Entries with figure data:
◆ ◆ ◆ ◆ ◆ ◆ ◆

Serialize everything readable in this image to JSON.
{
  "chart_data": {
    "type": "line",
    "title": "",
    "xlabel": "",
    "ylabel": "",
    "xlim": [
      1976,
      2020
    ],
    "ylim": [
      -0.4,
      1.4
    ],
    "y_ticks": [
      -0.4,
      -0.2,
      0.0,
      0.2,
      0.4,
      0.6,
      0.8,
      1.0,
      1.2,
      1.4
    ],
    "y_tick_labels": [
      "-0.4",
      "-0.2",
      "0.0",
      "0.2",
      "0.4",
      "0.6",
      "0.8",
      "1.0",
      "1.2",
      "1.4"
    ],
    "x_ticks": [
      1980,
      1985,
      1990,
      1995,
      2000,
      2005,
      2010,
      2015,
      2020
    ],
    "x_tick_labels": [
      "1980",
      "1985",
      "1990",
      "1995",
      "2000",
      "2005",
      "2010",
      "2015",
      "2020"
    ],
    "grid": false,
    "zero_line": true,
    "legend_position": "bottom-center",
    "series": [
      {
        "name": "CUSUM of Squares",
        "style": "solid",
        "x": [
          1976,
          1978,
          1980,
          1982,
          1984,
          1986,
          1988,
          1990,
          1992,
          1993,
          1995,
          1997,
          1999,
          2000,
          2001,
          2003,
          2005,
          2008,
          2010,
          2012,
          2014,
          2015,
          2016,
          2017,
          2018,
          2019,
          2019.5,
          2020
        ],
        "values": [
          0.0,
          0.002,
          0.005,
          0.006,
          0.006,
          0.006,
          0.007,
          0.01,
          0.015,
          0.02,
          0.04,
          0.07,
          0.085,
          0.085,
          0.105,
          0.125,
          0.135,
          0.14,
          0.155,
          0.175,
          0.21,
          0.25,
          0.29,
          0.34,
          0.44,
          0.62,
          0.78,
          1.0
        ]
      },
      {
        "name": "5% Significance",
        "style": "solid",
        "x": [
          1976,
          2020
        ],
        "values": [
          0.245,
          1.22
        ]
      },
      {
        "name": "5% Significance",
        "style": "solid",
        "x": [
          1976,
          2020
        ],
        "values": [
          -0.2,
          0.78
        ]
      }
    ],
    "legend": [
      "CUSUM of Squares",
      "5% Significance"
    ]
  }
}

◆ ◆ ◆ ◆ ◆ ◆ ◆

Copy every line of the records word for word.

Serialize everything readable in this image to JSON.
{
  "chart_data": {
    "type": "line",
    "title": "",
    "xlabel": "",
    "ylabel": "",
    "xlim": [
      1976,
      2020
    ],
    "ylim": [
      -0.4,
      1.4
    ],
    "y_ticks": [
      -0.4,
      -0.2,
      0.0,
      0.2,
      0.4,
      0.6,
      0.8,
      1.0,
      1.2,
      1.4
    ],
    "y_tick_labels": [
      "-0.4",
      "-0.2",
      "0.0",
      "0.2",
      "0.4",
      "0.6",
      "0.8",
      "1.0",
      "1.2",
      "1.4"
    ],
    "x_ticks": [
      1980,
      1985,
      1990,
      1995,
      2000,
      2005,
      2010,
      2015,
      2020
    ],
    "x_tick_labels": [
      "1980",
      "1985",
      "1990",
      "1995",
      "2000",
      "2005",
      "2010",
      "2015",
      "2020"
    ],
    "grid": false,
    "zero_line": true,
    "legend_position": "bottom-center",
    "series": [
      {
        "name": "CUSUM of Squares",
        "style": "solid",
        "x": [
          1976,
          1978,
          1980,
          1982,
          1984,
          1986,
          1988,
          1990,
          1992,
          1993,
          1995,
          1997,
          1999,
          2000,
          2001,
          2003,
          2005,
          2008,
          2010,
          2012,
          2014,
          2015,
          2016,
          2017,
          2018,
          2019,
          2019.5,
          2020
        ],
        "values": [
          0.0,
          0.002,
          0.005,
          0.006,
          0.006,
          0.006,
          0.007,
          0.01,
          0.015,
          0.02,
          0.04,
          0.07,
          0.085,
          0.085,
          0.105,
          0.125,
          0.135,
          0.14,
          0.155,
          0.175,
          0.21,
          0.25,
          0.29,
          0.34,
          0.44,
          0.62,
          0.78,
          1.0
        ]
      },
      {
        "name": "5% Significance",
        "style": "solid",
        "x": [
          1976,
          2020
        ],
        "values": [
          0.245,
          1.22
        ]
      },
      {
        "name": "5% Significance",
        "style": "solid",
        "x": [
          1976,
          2020
        ],
        "values": [
          -0.2,
          0.78
        ]
      }
    ],
    "legend": [
      "CUSUM of Squares",
      "5% Significance"
    ]
  }
}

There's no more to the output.